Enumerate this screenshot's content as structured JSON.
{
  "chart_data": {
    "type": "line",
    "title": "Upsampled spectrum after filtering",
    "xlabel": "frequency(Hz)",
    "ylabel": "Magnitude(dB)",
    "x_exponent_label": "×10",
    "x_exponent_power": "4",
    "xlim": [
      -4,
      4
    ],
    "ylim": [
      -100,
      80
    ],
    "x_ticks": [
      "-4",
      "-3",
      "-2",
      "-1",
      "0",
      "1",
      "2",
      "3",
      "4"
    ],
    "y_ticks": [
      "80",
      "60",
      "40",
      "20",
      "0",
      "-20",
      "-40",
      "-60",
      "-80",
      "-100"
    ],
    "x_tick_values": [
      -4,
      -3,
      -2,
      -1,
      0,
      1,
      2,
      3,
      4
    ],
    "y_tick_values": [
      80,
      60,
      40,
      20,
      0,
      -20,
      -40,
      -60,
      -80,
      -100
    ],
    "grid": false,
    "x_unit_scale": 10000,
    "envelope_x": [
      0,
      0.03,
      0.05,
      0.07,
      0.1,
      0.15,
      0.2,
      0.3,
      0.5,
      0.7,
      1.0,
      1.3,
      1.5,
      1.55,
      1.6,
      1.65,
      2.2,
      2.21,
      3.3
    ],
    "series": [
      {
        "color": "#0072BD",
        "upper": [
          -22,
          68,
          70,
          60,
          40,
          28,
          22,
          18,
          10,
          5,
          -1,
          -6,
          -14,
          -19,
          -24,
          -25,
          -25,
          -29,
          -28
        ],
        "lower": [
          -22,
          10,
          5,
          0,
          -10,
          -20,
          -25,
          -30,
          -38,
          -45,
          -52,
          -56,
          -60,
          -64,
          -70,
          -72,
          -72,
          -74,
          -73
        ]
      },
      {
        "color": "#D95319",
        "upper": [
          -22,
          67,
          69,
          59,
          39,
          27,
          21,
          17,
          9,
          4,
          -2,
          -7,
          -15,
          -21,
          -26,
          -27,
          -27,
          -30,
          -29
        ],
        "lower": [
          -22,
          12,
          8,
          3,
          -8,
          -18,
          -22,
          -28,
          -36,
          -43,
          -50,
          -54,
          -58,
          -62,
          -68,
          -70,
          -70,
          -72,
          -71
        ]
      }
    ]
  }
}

§

Task statement:
Each entry above is to be printed again exactly.

Task answer:
Enumerate this screenshot's content as structured JSON.
{
  "chart_data": {
    "type": "line",
    "title": "Upsampled spectrum after filtering",
    "xlabel": "frequency(Hz)",
    "ylabel": "Magnitude(dB)",
    "x_exponent_label": "×10",
    "x_exponent_power": "4",
    "xlim": [
      -4,
      4
    ],
    "ylim": [
      -100,
      80
    ],
    "x_ticks": [
      "-4",
      "-3",
      "-2",
      "-1",
      "0",
      "1",
      "2",
      "3",
      "4"
    ],
    "y_ticks": [
      "80",
      "60",
      "40",
      "20",
      "0",
      "-20",
      "-40",
      "-60",
      "-80",
      "-100"
    ],
    "x_tick_values": [
      -4,
      -3,
      -2,
      -1,
      0,
      1,
      2,
      3,
      4
    ],
    "y_tick_values": [
      80,
      60,
      40,
      20,
      0,
      -20,
      -40,
      -60,
      -80,
      -100
    ],
    "grid": false,
    "x_unit_scale": 10000,
    "envelope_x": [
      0,
      0.03,
      0.05,
      0.07,
      0.1,
      0.15,
      0.2,
      0.3,
      0.5,
      0.7,
      1.0,
      1.3,
      1.5,
      1.55,
      1.6,
      1.65,
      2.2,
      2.21,
      3.3
    ],
    "series": [
      {
        "color": "#0072BD",
        "upper": [
          -22,
          68,
          70,
          60,
          40,
          28,
          22,
          18,
          10,
          5,
          -1,
          -6,
          -14,
          -19,
          -24,
          -25,
          -25,
          -29,
          -28
        ],
        "lower": [
          -22,
          10,
          5,
          0,
          -10,
          -20,
          -25,
          -30,
          -38,
          -45,
          -52,
          -56,
          -60,
          -64,
          -70,
          -72,
          -72,
          -74,
          -73
        ]
      },
      {
        "color": "#D95319",
        "upper": [
          -22,
          67,
          69,
          59,
          39,
          27,
          21,
          17,
          9,
          4,
          -2,
          -7,
          -15,
          -21,
          -26,
          -27,
          -27,
          -30,
          -29
        ],
        "lower": [
          -22,
          12,
          8,
          3,
          -8,
          -18,
          -22,
          -28,
          -36,
          -43,
          -50,
          -54,
          -58,
          -62,
          -68,
          -70,
          -70,
          -72,
          -71
        ]
      }
    ]
  }
}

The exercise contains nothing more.